TASK DESCRIPTION = Set the listing down unchanged, minus every embedded image.

-- start of DATA --

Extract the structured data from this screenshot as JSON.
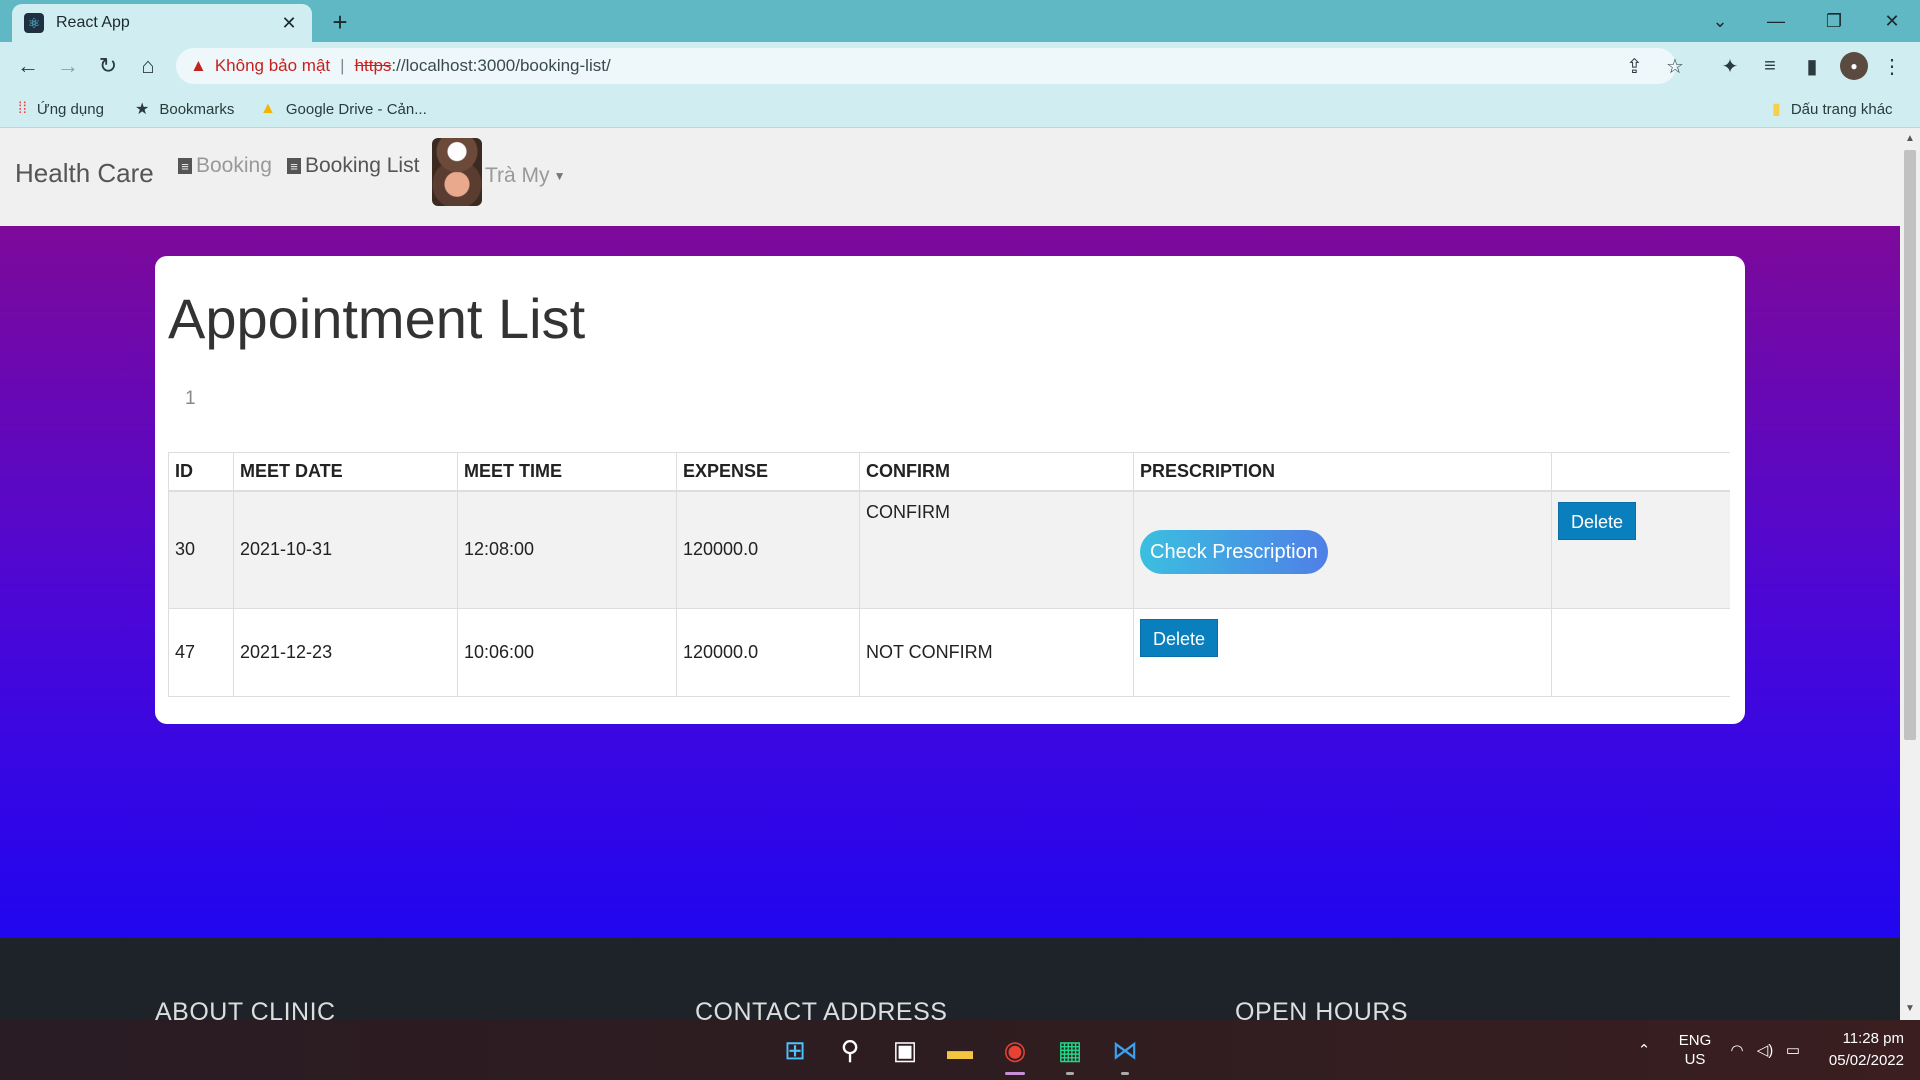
{
  "browser": {
    "tab_title": "React App",
    "security_label": "Không bảo mật",
    "url_scheme": "https",
    "url_rest": "://localhost:3000/booking-list/",
    "bookmarks": [
      {
        "label": "Ứng dụng",
        "icon": "apps-grid-icon"
      },
      {
        "label": "Bookmarks",
        "icon": "star-icon"
      },
      {
        "label": "Google Drive - Cản...",
        "icon": "google-drive-icon"
      }
    ],
    "other_bookmarks": "Dấu trang khác"
  },
  "navbar": {
    "brand": "Health Care",
    "links": [
      {
        "label": "Booking",
        "color": "#999999"
      },
      {
        "label": "Booking List",
        "color": "#555555"
      }
    ],
    "user_name": "Trà My"
  },
  "main": {
    "title": "Appointment List",
    "page_number": "1",
    "columns": [
      "ID",
      "MEET DATE",
      "MEET TIME",
      "EXPENSE",
      "CONFIRM",
      "PRESCRIPTION",
      ""
    ],
    "rows": [
      {
        "id": "30",
        "meet_date": "2021-10-31",
        "meet_time": "12:08:00",
        "expense": "120000.0",
        "confirm": "CONFIRM",
        "prescription_button": "Check Prescription",
        "delete_button": "Delete"
      },
      {
        "id": "47",
        "meet_date": "2021-12-23",
        "meet_time": "10:06:00",
        "expense": "120000.0",
        "confirm": "NOT CONFIRM",
        "delete_button": "Delete"
      }
    ]
  },
  "footer": {
    "columns": [
      "ABOUT CLINIC",
      "CONTACT ADDRESS",
      "OPEN HOURS"
    ]
  },
  "taskbar": {
    "language": "ENG",
    "region": "US",
    "time": "11:28 pm",
    "date": "05/02/2022"
  },
  "colors": {
    "gradient_top": "#8a0a8a",
    "gradient_bottom": "#1606f5",
    "delete_button": "#0a7fbd",
    "prescription_button": "#3bbfe0",
    "tab_bar": "#5fb8c3"
  }
}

-- end of DATA --

CORRECT RESULT =
Extract the structured data from this screenshot as JSON.
{
  "browser": {
    "tab_title": "React App",
    "security_label": "Không bảo mật",
    "url_scheme": "https",
    "url_rest": "://localhost:3000/booking-list/",
    "bookmarks": [
      {
        "label": "Ứng dụng",
        "icon": "apps-grid-icon"
      },
      {
        "label": "Bookmarks",
        "icon": "star-icon"
      },
      {
        "label": "Google Drive - Cản...",
        "icon": "google-drive-icon"
      }
    ],
    "other_bookmarks": "Dấu trang khác"
  },
  "navbar": {
    "brand": "Health Care",
    "links": [
      {
        "label": "Booking",
        "color": "#999999"
      },
      {
        "label": "Booking List",
        "color": "#555555"
      }
    ],
    "user_name": "Trà My"
  },
  "main": {
    "title": "Appointment List",
    "page_number": "1",
    "columns": [
      "ID",
      "MEET DATE",
      "MEET TIME",
      "EXPENSE",
      "CONFIRM",
      "PRESCRIPTION",
      ""
    ],
    "rows": [
      {
        "id": "30",
        "meet_date": "2021-10-31",
        "meet_time": "12:08:00",
        "expense": "120000.0",
        "confirm": "CONFIRM",
        "prescription_button": "Check Prescription",
        "delete_button": "Delete"
      },
      {
        "id": "47",
        "meet_date": "2021-12-23",
        "meet_time": "10:06:00",
        "expense": "120000.0",
        "confirm": "NOT CONFIRM",
        "delete_button": "Delete"
      }
    ]
  },
  "footer": {
    "columns": [
      "ABOUT CLINIC",
      "CONTACT ADDRESS",
      "OPEN HOURS"
    ]
  },
  "taskbar": {
    "language": "ENG",
    "region": "US",
    "time": "11:28 pm",
    "date": "05/02/2022"
  },
  "colors": {
    "gradient_top": "#8a0a8a",
    "gradient_bottom": "#1606f5",
    "delete_button": "#0a7fbd",
    "prescription_button": "#3bbfe0",
    "tab_bar": "#5fb8c3"
  }
}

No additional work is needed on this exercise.